_AIM OF THE EXERCISE:_
Find all the lines in the entries below that hold the word "systemet" and copy them.

[Entries taken from a collection]
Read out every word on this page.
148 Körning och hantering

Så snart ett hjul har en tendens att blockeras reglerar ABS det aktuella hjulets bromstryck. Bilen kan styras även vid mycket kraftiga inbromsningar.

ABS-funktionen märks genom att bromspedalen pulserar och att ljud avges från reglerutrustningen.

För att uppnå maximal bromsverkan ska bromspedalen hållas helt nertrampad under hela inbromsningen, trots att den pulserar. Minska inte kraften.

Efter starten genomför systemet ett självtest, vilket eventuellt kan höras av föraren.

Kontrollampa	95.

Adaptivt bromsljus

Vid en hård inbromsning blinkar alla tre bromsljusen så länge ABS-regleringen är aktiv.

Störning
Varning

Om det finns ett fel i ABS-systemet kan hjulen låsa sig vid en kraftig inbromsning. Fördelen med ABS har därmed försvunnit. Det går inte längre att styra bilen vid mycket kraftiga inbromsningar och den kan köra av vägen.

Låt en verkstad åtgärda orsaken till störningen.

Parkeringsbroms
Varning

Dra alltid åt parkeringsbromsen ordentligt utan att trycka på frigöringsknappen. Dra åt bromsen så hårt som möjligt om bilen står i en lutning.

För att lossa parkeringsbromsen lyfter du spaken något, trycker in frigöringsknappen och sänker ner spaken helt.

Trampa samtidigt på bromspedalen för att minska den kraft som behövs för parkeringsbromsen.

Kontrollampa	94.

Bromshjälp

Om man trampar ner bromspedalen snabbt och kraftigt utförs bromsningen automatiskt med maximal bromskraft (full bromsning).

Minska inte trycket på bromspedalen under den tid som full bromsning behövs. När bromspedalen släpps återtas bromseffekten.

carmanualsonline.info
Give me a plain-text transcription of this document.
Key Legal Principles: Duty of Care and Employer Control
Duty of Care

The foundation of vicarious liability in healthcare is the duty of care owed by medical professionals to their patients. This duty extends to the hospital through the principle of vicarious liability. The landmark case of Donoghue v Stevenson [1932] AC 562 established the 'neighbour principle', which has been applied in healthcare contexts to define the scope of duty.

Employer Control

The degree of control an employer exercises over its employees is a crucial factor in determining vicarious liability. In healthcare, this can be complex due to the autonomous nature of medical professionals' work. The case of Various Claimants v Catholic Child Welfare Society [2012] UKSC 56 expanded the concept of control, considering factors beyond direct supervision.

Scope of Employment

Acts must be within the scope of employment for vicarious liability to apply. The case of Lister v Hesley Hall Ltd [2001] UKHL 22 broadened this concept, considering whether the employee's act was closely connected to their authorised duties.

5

_ANSWER SECTION:_
Efter starten genomför systemet ett självtest, vilket eventuellt kan höras av föraren.
Om det finns ett fel i ABS-systemet kan hjulen låsa sig vid en kraftig inbromsning. Fördelen med ABS har därmed försvunnit. Det går inte längre att styra bilen vid mycket kraftiga inbromsningar och den kan köra av vägen.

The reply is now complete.